## Problems to solve
**1)** Reproduce a passage from the Bulgarian data protection text below: begin at the words "History of Data" and stop after the words "in this regard.".
**2)** Answer these questions from the Bulgarian data protection text below.
(a) On what date did the Personal Data Protection Act enter into force?
(b) Which directive is the Act modelled on?
(c) Which article of the Act sets out the general functions of the Commission?

## Text block
History of Data Protection in BULGARIA

The Bulgarian law on data protection, the Personal Data Protection Act, was adopted on 21 December 2001, and entered into force on 1 January 2002.

The Bulgarian Personal Data Protection Act is modelled on Directive 95/46/EC. Bulgaria is aiming to join the EC at the earliest possible opportunity, and the Act, which aims to offer the same level of data protection in Bulgaria as in EU member states, is an statement of intent in this regard.

Summary of Data Protection in BULGARIA

Title of Data Protection Legislation Personal Data Protection Act
Name of supervisory authority Bulgarian Commission for Personal Data Protection (not official site)
General Powers of supervisory authority Article 6(1) of the Act states that the Commission is charged with controlling adherence to the law. Article 10(1) sets out the general functions of the Commission: It states that the Commission
1.Analyzes and controls the observing of the rules in the sphere of the protection of the personal data;
2.Writes a register of the administrators of personal data;
3.Checks the work of the administrators of personal data;
4.Gives opinions and permissions;
5.Publishes obligatory rules;
6.Can forbid the processing of the personal data;
7.Deals with the requests and reports against the administrators when physical persons have been denied access to their personal data;
8.Takes part in writing of the rules regarding the protection of the personal data".

## Supplied information
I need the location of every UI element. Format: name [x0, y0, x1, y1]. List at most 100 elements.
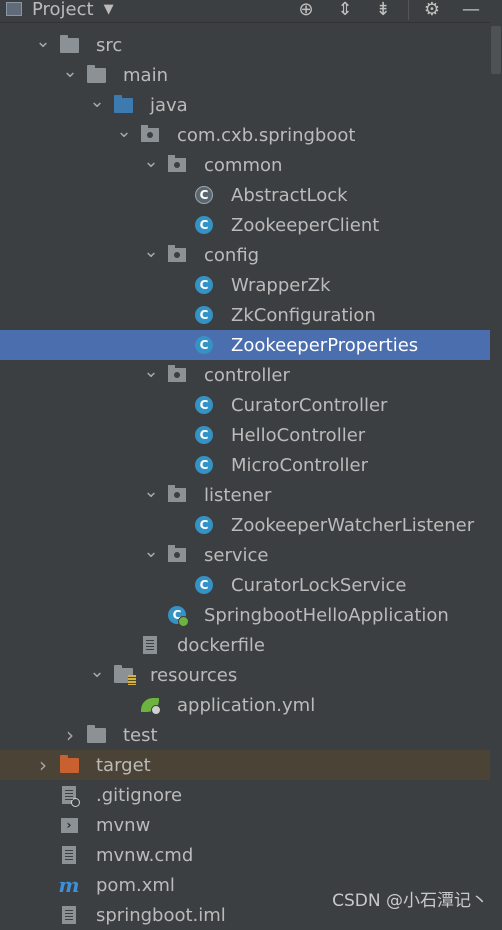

## The replies
**1)**
History of Data Protection in BULGARIA

The Bulgarian law on data protection, the Personal Data Protection Act, was adopted on 21 December 2001, and entered into force on 1 January 2002.

The Bulgarian Personal Data Protection Act is modelled on Directive 95/46/EC. Bulgaria is aiming to join the EC at the earliest possible opportunity, and the Act, which aims to offer the same level of data protection in Bulgaria as in EU member states, is an statement of intent in this regard.

**2)**
(a) 1 January 2002
(b) Directive 95/46/EC
(c) Article 10(1)